▶ Set problem: Copy out every line exactly as given.

* START Records provided *

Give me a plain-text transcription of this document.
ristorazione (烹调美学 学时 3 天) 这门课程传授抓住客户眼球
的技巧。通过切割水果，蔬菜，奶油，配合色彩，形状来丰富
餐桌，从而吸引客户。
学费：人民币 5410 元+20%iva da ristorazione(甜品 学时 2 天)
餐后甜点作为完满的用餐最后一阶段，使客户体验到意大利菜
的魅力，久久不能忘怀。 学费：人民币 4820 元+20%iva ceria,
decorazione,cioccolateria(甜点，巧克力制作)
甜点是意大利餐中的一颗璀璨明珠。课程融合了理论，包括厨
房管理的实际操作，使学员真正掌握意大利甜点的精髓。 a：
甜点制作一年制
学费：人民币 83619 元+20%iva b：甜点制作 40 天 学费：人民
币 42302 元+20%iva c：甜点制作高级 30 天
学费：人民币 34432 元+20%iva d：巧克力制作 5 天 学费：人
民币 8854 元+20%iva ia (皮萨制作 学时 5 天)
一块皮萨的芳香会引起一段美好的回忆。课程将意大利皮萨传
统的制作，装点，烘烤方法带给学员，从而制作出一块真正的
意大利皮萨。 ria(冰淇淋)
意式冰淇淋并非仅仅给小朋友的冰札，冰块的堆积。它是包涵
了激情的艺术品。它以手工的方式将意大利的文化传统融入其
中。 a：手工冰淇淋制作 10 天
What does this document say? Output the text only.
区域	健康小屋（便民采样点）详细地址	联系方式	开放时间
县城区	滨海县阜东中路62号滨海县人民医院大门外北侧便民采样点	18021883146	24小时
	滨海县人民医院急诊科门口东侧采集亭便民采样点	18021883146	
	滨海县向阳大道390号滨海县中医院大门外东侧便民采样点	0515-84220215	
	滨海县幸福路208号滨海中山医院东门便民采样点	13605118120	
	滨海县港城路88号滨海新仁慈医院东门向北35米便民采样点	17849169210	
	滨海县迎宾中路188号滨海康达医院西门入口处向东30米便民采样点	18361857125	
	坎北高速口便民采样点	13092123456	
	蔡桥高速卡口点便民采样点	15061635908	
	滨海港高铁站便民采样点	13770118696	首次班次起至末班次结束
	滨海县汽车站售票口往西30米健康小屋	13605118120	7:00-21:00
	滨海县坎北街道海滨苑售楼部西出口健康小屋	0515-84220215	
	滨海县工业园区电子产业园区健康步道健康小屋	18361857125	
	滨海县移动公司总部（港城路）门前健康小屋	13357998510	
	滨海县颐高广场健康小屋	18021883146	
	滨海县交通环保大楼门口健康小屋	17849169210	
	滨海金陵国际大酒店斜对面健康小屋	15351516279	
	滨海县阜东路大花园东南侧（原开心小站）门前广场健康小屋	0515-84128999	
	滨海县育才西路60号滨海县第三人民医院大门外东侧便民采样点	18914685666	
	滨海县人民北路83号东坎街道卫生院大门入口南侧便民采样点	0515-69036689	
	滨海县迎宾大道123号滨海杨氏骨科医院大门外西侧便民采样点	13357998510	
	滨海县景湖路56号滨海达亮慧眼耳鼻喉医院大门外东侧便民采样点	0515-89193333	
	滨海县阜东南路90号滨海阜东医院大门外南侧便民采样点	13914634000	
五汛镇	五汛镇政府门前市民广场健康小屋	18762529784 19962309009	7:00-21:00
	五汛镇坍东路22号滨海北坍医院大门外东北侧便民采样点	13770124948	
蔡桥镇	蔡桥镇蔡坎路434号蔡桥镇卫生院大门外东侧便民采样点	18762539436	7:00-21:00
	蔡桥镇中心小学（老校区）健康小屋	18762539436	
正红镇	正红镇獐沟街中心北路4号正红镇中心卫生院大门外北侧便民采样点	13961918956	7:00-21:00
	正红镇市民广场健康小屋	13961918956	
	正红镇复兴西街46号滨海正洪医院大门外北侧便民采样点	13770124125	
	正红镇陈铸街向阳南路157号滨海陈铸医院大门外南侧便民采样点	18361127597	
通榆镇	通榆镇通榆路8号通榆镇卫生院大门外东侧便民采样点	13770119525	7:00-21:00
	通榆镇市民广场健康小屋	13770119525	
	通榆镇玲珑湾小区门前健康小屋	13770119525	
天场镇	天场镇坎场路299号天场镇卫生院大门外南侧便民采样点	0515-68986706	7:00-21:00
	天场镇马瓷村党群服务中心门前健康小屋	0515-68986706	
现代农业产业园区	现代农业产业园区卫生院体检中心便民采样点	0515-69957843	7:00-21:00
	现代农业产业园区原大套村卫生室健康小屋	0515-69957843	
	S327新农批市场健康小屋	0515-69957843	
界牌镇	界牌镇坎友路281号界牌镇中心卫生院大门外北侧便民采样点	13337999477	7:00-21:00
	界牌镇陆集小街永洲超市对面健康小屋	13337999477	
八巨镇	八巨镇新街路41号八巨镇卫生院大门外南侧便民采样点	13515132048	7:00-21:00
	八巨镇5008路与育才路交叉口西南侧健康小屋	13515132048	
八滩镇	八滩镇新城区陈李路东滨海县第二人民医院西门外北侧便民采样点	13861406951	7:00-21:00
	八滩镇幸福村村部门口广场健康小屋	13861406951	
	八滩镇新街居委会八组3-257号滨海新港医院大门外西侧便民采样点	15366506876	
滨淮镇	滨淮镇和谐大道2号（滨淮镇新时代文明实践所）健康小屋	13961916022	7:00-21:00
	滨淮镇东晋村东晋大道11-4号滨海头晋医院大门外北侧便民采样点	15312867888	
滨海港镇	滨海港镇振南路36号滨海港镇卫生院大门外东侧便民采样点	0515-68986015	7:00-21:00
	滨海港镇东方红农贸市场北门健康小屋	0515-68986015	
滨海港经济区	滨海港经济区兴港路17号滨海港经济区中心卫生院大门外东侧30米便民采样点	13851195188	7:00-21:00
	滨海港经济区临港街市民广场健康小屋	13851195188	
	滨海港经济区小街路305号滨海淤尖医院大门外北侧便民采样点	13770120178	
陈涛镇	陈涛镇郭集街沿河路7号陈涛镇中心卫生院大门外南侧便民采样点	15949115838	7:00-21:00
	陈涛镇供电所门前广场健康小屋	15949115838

* END Records provided *

▶ Completed exercise:
Give me a plain-text transcription of this document.
ristorazione (烹调美学 学时 3 天) 这门课程传授抓住客户眼球
的技巧。通过切割水果，蔬菜，奶油，配合色彩，形状来丰富
餐桌，从而吸引客户。
学费：人民币 5410 元+20%iva da ristorazione(甜品 学时 2 天)
餐后甜点作为完满的用餐最后一阶段，使客户体验到意大利菜
的魅力，久久不能忘怀。 学费：人民币 4820 元+20%iva ceria,
decorazione,cioccolateria(甜点，巧克力制作)
甜点是意大利餐中的一颗璀璨明珠。课程融合了理论，包括厨
房管理的实际操作，使学员真正掌握意大利甜点的精髓。 a：
甜点制作一年制
学费：人民币 83619 元+20%iva b：甜点制作 40 天 学费：人民
币 42302 元+20%iva c：甜点制作高级 30 天
学费：人民币 34432 元+20%iva d：巧克力制作 5 天 学费：人
民币 8854 元+20%iva ia (皮萨制作 学时 5 天)
一块皮萨的芳香会引起一段美好的回忆。课程将意大利皮萨传
统的制作，装点，烘烤方法带给学员，从而制作出一块真正的
意大利皮萨。 ria(冰淇淋)
意式冰淇淋并非仅仅给小朋友的冰札，冰块的堆积。它是包涵
了激情的艺术品。它以手工的方式将意大利的文化传统融入其
中。 a：手工冰淇淋制作 10 天
What does this document say? Output the text only.
区域	健康小屋（便民采样点）详细地址	联系方式	开放时间
县城区	滨海县阜东中路62号滨海县人民医院大门外北侧便民采样点	18021883146	24小时
	滨海县人民医院急诊科门口东侧采集亭便民采样点	18021883146	
	滨海县向阳大道390号滨海县中医院大门外东侧便民采样点	0515-84220215	
	滨海县幸福路208号滨海中山医院东门便民采样点	13605118120	
	滨海县港城路88号滨海新仁慈医院东门向北35米便民采样点	17849169210	
	滨海县迎宾中路188号滨海康达医院西门入口处向东30米便民采样点	18361857125	
	坎北高速口便民采样点	13092123456	
	蔡桥高速卡口点便民采样点	15061635908	
	滨海港高铁站便民采样点	13770118696	首次班次起至末班次结束
	滨海县汽车站售票口往西30米健康小屋	13605118120	7:00-21:00
	滨海县坎北街道海滨苑售楼部西出口健康小屋	0515-84220215	
	滨海县工业园区电子产业园区健康步道健康小屋	18361857125	
	滨海县移动公司总部（港城路）门前健康小屋	13357998510	
	滨海县颐高广场健康小屋	18021883146	
	滨海县交通环保大楼门口健康小屋	17849169210	
	滨海金陵国际大酒店斜对面健康小屋	15351516279	
	滨海县阜东路大花园东南侧（原开心小站）门前广场健康小屋	0515-84128999	
	滨海县育才西路60号滨海县第三人民医院大门外东侧便民采样点	18914685666	
	滨海县人民北路83号东坎街道卫生院大门入口南侧便民采样点	0515-69036689	
	滨海县迎宾大道123号滨海杨氏骨科医院大门外西侧便民采样点	13357998510	
	滨海县景湖路56号滨海达亮慧眼耳鼻喉医院大门外东侧便民采样点	0515-89193333	
	滨海县阜东南路90号滨海阜东医院大门外南侧便民采样点	13914634000	
五汛镇	五汛镇政府门前市民广场健康小屋	18762529784 19962309009	7:00-21:00
	五汛镇坍东路22号滨海北坍医院大门外东北侧便民采样点	13770124948	
蔡桥镇	蔡桥镇蔡坎路434号蔡桥镇卫生院大门外东侧便民采样点	18762539436	7:00-21:00
	蔡桥镇中心小学（老校区）健康小屋	18762539436	
正红镇	正红镇獐沟街中心北路4号正红镇中心卫生院大门外北侧便民采样点	13961918956	7:00-21:00
	正红镇市民广场健康小屋	13961918956	
	正红镇复兴西街46号滨海正洪医院大门外北侧便民采样点	13770124125	
	正红镇陈铸街向阳南路157号滨海陈铸医院大门外南侧便民采样点	18361127597	
通榆镇	通榆镇通榆路8号通榆镇卫生院大门外东侧便民采样点	13770119525	7:00-21:00
	通榆镇市民广场健康小屋	13770119525	
	通榆镇玲珑湾小区门前健康小屋	13770119525	
天场镇	天场镇坎场路299号天场镇卫生院大门外南侧便民采样点	0515-68986706	7:00-21:00
	天场镇马瓷村党群服务中心门前健康小屋	0515-68986706	
现代农业产业园区	现代农业产业园区卫生院体检中心便民采样点	0515-69957843	7:00-21:00
	现代农业产业园区原大套村卫生室健康小屋	0515-69957843	
	S327新农批市场健康小屋	0515-69957843	
界牌镇	界牌镇坎友路281号界牌镇中心卫生院大门外北侧便民采样点	13337999477	7:00-21:00
	界牌镇陆集小街永洲超市对面健康小屋	13337999477	
八巨镇	八巨镇新街路41号八巨镇卫生院大门外南侧便民采样点	13515132048	7:00-21:00
	八巨镇5008路与育才路交叉口西南侧健康小屋	13515132048	
八滩镇	八滩镇新城区陈李路东滨海县第二人民医院西门外北侧便民采样点	13861406951	7:00-21:00
	八滩镇幸福村村部门口广场健康小屋	13861406951	
	八滩镇新街居委会八组3-257号滨海新港医院大门外西侧便民采样点	15366506876	
滨淮镇	滨淮镇和谐大道2号（滨淮镇新时代文明实践所）健康小屋	13961916022	7:00-21:00
	滨淮镇东晋村东晋大道11-4号滨海头晋医院大门外北侧便民采样点	15312867888	
滨海港镇	滨海港镇振南路36号滨海港镇卫生院大门外东侧便民采样点	0515-68986015	7:00-21:00
	滨海港镇东方红农贸市场北门健康小屋	0515-68986015	
滨海港经济区	滨海港经济区兴港路17号滨海港经济区中心卫生院大门外东侧30米便民采样点	13851195188	7:00-21:00
	滨海港经济区临港街市民广场健康小屋	13851195188	
	滨海港经济区小街路305号滨海淤尖医院大门外北侧便民采样点	13770120178	
陈涛镇	陈涛镇郭集街沿河路7号陈涛镇中心卫生院大门外南侧便民采样点	15949115838	7:00-21:00
	陈涛镇供电所门前广场健康小屋	15949115838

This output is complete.